(Entries from a dataset)
***
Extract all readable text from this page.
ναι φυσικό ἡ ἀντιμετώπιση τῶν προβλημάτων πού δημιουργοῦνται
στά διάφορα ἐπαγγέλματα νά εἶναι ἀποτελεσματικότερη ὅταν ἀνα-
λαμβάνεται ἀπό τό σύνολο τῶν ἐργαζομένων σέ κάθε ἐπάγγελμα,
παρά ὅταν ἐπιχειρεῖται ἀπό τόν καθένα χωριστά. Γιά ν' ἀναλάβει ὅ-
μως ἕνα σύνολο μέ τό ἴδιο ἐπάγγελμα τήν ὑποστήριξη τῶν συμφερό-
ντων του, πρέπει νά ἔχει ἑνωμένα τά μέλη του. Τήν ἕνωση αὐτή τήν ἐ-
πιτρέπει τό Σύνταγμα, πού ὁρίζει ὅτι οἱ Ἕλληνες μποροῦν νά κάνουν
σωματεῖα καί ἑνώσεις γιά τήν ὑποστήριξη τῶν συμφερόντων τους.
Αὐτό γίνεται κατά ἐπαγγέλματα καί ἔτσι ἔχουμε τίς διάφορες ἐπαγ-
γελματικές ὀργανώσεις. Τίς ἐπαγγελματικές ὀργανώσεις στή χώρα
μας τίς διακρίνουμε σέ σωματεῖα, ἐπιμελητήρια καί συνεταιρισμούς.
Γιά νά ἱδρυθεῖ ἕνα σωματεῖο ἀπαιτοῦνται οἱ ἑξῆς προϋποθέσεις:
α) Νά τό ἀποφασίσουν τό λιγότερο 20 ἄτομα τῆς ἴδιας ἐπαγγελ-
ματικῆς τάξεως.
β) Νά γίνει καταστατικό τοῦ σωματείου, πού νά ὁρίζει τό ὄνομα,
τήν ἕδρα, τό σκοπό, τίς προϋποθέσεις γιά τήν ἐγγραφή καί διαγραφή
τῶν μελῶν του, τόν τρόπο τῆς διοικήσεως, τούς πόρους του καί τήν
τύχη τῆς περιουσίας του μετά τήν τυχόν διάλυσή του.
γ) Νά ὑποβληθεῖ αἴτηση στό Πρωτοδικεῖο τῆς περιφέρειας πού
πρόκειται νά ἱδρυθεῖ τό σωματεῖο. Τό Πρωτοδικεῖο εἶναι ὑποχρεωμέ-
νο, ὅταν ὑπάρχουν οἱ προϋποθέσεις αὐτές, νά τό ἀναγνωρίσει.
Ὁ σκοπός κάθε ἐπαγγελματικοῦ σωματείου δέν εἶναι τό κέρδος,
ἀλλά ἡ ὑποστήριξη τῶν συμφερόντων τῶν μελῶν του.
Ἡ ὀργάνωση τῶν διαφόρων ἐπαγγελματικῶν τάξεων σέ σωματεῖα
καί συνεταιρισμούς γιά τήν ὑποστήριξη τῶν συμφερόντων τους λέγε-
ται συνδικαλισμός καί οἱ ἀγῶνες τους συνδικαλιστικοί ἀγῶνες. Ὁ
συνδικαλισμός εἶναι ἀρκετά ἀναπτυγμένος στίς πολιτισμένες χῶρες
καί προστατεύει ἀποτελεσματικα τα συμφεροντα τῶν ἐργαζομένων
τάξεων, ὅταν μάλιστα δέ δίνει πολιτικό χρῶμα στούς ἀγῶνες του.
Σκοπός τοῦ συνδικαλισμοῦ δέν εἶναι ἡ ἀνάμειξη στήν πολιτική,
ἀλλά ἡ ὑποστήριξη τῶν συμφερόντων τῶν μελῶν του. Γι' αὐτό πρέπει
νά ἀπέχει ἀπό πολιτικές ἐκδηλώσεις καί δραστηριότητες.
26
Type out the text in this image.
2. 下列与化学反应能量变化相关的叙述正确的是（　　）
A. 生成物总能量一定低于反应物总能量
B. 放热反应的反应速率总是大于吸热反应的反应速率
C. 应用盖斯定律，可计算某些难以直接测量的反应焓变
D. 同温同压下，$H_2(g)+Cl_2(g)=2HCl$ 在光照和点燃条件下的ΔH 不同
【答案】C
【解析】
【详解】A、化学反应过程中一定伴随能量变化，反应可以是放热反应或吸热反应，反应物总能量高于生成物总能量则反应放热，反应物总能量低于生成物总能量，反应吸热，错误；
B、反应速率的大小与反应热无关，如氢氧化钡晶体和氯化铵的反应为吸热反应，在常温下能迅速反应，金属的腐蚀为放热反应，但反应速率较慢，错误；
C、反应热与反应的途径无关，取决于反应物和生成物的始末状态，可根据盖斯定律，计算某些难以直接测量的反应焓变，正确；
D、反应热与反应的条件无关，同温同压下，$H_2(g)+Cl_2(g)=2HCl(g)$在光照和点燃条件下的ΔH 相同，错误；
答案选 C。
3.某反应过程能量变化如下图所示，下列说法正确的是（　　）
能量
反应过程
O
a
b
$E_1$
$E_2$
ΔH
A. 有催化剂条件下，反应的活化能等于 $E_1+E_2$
***
- _Directions_: Keep only the lines from the one containing "Type out the text in this image." to the end of the entries, and repeat them exactly.

- _Solved exercise_:
Type out the text in this image.
2. 下列与化学反应能量变化相关的叙述正确的是（　　）
A. 生成物总能量一定低于反应物总能量
B. 放热反应的反应速率总是大于吸热反应的反应速率
C. 应用盖斯定律，可计算某些难以直接测量的反应焓变
D. 同温同压下，$H_2(g)+Cl_2(g)=2HCl$ 在光照和点燃条件下的ΔH 不同
【答案】C
【解析】
【详解】A、化学反应过程中一定伴随能量变化，反应可以是放热反应或吸热反应，反应物总能量高于生成物总能量则反应放热，反应物总能量低于生成物总能量，反应吸热，错误；
B、反应速率的大小与反应热无关，如氢氧化钡晶体和氯化铵的反应为吸热反应，在常温下能迅速反应，金属的腐蚀为放热反应，但反应速率较慢，错误；
C、反应热与反应的途径无关，取决于反应物和生成物的始末状态，可根据盖斯定律，计算某些难以直接测量的反应焓变，正确；
D、反应热与反应的条件无关，同温同压下，$H_2(g)+Cl_2(g)=2HCl(g)$在光照和点燃条件下的ΔH 相同，错误；
答案选 C。
3.某反应过程能量变化如下图所示，下列说法正确的是（　　）
能量
反应过程
O
a
b
$E_1$
$E_2$
ΔH
A. 有催化剂条件下，反应的活化能等于 $E_1+E_2$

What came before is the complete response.